**Fragment tekstu:**
--

Chmury danych nie do końca bezpieczne

Przechowywanie danych w chmurze danych, czyli na zewnętrznych serwerach, może być mniej bezpieczne niż sądzimy – twierdzą eksperci po wycieku nagich zdjęć amerykańskich aktorek.

Kilka dni temu sieć odbiegły intymne zdjęcia znanych amerykańskich aktorek, modelek, piosenkarek i prezenterek. Wśród ofiar ataku hakerów znalazły się m.in. Jennifer Lawrence, Kirsten Dunst, Kate Upton, Ariana Grande, Victoria Justice czy Mary Kate Olsen. Zdjęcia wykradziono z chmury iCloud firmy Apple i udostępniono w serwisie 4chan. Część ofiar potwierdziło już autentyczność materiałów. Jest to jeden z najgłośniejszych “wycieków” tego typu.

Technologiczny magazyn “Wired” ocenia, że hakerzy mogli wykorzystać rosyjskie oprogramowanie ElcomSoft. Program potrafi włamać się do iCloud i wykraść stamtąd także zapasowe kopie plików.

Rzecznik Jennifer Lawrence ocenił, że jest to rażące naruszenie prywatności i zapowiedział, że konsekwencje poniesie każdy, kto upubliczni skradzione zdjęcia aktorki. 

Wyciek na całym świecie wzbudził obawy dotyczące bezpieczeństwa i ochrony urządzeń cyfrowych. Zdaniem ekspertów obiektami ataków hakerskich mogą być także urządzenia, które wykorzystują inny system operacyjny niż iOS. Wszystkie urządzenia, które mają dostęp do internetu, a szczególnie urządzenia mobilne, takie jak smartfony czy tablety nie są dobrze zabezpieczone – oceniają eksperci.

Do włamania może też dojść po złamaniu internetowych haseł. Dlatego tak ważne jest, by na co dzień używać długich i skomplikowanych haseł, które nie są łatwe do odgadnięcia.

--

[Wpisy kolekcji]
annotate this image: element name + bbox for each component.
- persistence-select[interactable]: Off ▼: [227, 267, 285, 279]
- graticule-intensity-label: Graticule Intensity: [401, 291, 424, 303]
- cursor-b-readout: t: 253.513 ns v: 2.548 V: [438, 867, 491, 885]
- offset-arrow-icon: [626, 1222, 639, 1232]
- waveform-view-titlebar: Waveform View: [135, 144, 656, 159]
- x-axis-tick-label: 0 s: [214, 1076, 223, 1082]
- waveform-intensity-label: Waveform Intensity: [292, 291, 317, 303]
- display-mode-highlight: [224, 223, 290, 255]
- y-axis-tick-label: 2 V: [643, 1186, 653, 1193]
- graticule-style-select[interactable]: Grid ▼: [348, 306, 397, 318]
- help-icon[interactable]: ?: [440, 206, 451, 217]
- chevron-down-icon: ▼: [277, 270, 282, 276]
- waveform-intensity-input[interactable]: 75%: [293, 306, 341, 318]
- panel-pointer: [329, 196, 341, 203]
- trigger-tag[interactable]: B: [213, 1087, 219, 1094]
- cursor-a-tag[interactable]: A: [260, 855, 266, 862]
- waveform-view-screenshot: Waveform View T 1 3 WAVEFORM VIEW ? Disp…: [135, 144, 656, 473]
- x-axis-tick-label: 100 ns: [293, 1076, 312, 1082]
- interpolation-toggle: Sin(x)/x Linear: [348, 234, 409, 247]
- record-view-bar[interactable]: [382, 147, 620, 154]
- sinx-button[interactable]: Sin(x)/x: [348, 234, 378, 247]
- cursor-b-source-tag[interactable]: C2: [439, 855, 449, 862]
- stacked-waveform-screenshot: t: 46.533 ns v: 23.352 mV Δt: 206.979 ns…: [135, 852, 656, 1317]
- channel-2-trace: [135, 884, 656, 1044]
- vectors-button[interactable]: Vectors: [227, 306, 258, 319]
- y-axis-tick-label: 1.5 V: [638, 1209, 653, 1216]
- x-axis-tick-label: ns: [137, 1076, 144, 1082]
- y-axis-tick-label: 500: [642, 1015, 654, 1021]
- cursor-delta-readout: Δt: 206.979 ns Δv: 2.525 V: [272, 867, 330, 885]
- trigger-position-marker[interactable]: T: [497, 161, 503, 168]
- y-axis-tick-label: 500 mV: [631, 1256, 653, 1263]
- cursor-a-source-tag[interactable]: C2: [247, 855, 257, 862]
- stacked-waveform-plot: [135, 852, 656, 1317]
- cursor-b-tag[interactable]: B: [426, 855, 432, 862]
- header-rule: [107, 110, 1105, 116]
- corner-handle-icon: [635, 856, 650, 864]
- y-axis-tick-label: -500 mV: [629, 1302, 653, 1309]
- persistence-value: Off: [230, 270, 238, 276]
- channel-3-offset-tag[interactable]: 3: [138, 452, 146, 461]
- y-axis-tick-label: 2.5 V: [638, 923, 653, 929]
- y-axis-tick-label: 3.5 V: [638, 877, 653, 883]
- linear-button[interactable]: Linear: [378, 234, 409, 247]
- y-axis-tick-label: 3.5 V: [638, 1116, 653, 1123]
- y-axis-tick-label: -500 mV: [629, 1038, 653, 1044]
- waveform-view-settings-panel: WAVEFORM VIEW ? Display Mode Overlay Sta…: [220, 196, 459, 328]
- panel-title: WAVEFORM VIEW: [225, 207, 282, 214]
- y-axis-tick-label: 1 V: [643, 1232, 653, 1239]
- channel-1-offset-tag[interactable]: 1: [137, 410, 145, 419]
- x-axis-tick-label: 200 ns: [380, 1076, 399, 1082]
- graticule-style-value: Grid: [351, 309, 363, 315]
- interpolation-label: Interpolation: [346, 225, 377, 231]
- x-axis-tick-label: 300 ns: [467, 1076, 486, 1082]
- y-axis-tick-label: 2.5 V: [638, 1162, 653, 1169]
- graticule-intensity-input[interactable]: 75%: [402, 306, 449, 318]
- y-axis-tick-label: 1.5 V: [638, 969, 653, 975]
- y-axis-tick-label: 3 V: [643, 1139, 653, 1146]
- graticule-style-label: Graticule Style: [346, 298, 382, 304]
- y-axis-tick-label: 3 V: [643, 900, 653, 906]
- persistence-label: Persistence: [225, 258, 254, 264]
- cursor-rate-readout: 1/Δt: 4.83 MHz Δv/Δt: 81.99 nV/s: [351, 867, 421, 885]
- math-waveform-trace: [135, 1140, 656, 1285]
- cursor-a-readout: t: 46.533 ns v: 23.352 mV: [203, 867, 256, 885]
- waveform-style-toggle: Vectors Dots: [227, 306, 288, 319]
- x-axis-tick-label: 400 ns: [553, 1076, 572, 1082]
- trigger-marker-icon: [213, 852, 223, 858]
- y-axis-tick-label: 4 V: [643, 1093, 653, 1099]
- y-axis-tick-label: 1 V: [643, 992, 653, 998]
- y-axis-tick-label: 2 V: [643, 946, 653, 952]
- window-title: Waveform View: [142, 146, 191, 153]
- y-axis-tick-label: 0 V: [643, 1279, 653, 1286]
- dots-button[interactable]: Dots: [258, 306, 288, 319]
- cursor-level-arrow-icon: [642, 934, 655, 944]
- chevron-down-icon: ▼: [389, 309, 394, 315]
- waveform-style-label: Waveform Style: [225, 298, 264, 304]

--

**Wymagania zadania:**
Podejmij tekst o bezpieczeństwie danych w chmurze od miejsca, w którym się kończy, i napisz jego dalszy ciąg. Wykaz nie odgrywa tu żadnej roli.

**Odpowiedź do zadania:**
Bezpieczne hasło

Odpowiednie hasło powinno być długie, tj. posiadać minimum osiem znaków. Warto dodać do tego różne symbole, mieszać wielkie i małe litery i przeplatać je ze znakami: np.: $, &, %. W różnych serwisach używaj różnych haseł.

Lorrie Faith Cranor: What’s wrong with your pa$$w0rd? – wystąpienie w jęz. angielskim

Chmura danych – jak to działa?

Cloud computing (chmura obliczeniowa) to wszystkie usługi dostępne bezpośrednio w cyberprzestrzeni. O ich sukcesie przesądziła łatwość dostępu. By korzystać z danych potrzebna jest jedynie przeglądarka internetowa. Wystarczy tylko podłączyć się do sieci, a wszystkie dane są dostępne na komputerze, smartfonie czy tablecie.

Cloud computing korzysta z ogromnego potencjału serwerów. Jedną z usług są wirtualne serwery, które pozwalają użytkownikom korzystać z ogromnej mocy obliczeniowej i niemal nieograniczonej powierzchni dyskowej. Popularnymi programami, które wykorzystują mechanizm chmury obliczeniowej są m.in. Gmail, YouTube czy Facebook.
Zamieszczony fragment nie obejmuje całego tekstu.